**The exercise:**
Will you quote all of the entries, word for word?

--------------------------------

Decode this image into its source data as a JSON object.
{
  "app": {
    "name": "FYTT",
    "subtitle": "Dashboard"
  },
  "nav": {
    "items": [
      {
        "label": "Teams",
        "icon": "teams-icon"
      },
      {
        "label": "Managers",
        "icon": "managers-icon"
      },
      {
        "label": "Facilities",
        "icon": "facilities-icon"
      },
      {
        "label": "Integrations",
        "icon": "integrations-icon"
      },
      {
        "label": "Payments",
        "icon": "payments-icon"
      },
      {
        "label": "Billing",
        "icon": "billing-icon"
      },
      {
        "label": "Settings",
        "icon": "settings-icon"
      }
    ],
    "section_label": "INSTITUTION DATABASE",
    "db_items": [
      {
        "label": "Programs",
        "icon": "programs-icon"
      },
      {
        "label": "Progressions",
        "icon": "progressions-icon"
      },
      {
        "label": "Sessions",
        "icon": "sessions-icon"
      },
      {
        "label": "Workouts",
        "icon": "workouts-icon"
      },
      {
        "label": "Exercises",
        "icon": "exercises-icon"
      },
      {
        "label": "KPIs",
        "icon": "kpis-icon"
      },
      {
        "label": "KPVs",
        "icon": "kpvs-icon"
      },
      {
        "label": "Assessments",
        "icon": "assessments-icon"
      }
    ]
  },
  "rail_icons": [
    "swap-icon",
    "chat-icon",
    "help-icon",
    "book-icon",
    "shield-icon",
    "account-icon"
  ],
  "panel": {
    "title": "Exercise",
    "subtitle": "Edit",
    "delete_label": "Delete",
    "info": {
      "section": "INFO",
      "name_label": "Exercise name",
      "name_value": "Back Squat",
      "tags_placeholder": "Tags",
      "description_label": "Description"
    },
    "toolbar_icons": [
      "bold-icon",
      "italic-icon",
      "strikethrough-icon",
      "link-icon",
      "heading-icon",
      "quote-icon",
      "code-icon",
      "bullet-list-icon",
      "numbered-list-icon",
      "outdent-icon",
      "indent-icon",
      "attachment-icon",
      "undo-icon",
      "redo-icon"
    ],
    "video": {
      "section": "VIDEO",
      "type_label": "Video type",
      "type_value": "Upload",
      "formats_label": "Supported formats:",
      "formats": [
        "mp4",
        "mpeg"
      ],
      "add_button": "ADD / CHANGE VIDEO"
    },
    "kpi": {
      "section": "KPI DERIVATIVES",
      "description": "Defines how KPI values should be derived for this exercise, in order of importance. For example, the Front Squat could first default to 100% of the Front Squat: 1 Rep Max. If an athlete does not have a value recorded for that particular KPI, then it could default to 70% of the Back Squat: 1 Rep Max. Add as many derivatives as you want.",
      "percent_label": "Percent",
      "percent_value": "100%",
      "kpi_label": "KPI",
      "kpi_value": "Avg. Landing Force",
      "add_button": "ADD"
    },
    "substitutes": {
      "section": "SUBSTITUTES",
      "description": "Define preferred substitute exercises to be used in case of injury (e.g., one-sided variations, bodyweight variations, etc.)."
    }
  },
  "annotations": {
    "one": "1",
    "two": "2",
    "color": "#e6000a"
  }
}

--------------------------------

**Solution for this problem:**
Decode this image into its source data as a JSON object.
{
  "app": {
    "name": "FYTT",
    "subtitle": "Dashboard"
  },
  "nav": {
    "items": [
      {
        "label": "Teams",
        "icon": "teams-icon"
      },
      {
        "label": "Managers",
        "icon": "managers-icon"
      },
      {
        "label": "Facilities",
        "icon": "facilities-icon"
      },
      {
        "label": "Integrations",
        "icon": "integrations-icon"
      },
      {
        "label": "Payments",
        "icon": "payments-icon"
      },
      {
        "label": "Billing",
        "icon": "billing-icon"
      },
      {
        "label": "Settings",
        "icon": "settings-icon"
      }
    ],
    "section_label": "INSTITUTION DATABASE",
    "db_items": [
      {
        "label": "Programs",
        "icon": "programs-icon"
      },
      {
        "label": "Progressions",
        "icon": "progressions-icon"
      },
      {
        "label": "Sessions",
        "icon": "sessions-icon"
      },
      {
        "label": "Workouts",
        "icon": "workouts-icon"
      },
      {
        "label": "Exercises",
        "icon": "exercises-icon"
      },
      {
        "label": "KPIs",
        "icon": "kpis-icon"
      },
      {
        "label": "KPVs",
        "icon": "kpvs-icon"
      },
      {
        "label": "Assessments",
        "icon": "assessments-icon"
      }
    ]
  },
  "rail_icons": [
    "swap-icon",
    "chat-icon",
    "help-icon",
    "book-icon",
    "shield-icon",
    "account-icon"
  ],
  "panel": {
    "title": "Exercise",
    "subtitle": "Edit",
    "delete_label": "Delete",
    "info": {
      "section": "INFO",
      "name_label": "Exercise name",
      "name_value": "Back Squat",
      "tags_placeholder": "Tags",
      "description_label": "Description"
    },
    "toolbar_icons": [
      "bold-icon",
      "italic-icon",
      "strikethrough-icon",
      "link-icon",
      "heading-icon",
      "quote-icon",
      "code-icon",
      "bullet-list-icon",
      "numbered-list-icon",
      "outdent-icon",
      "indent-icon",
      "attachment-icon",
      "undo-icon",
      "redo-icon"
    ],
    "video": {
      "section": "VIDEO",
      "type_label": "Video type",
      "type_value": "Upload",
      "formats_label": "Supported formats:",
      "formats": [
        "mp4",
        "mpeg"
      ],
      "add_button": "ADD / CHANGE VIDEO"
    },
    "kpi": {
      "section": "KPI DERIVATIVES",
      "description": "Defines how KPI values should be derived for this exercise, in order of importance. For example, the Front Squat could first default to 100% of the Front Squat: 1 Rep Max. If an athlete does not have a value recorded for that particular KPI, then it could default to 70% of the Back Squat: 1 Rep Max. Add as many derivatives as you want.",
      "percent_label": "Percent",
      "percent_value": "100%",
      "kpi_label": "KPI",
      "kpi_value": "Avg. Landing Force",
      "add_button": "ADD"
    },
    "substitutes": {
      "section": "SUBSTITUTES",
      "description": "Define preferred substitute exercises to be used in case of injury (e.g., one-sided variations, bodyweight variations, etc.)."
    }
  },
  "annotations": {
    "one": "1",
    "two": "2",
    "color": "#e6000a"
  }
}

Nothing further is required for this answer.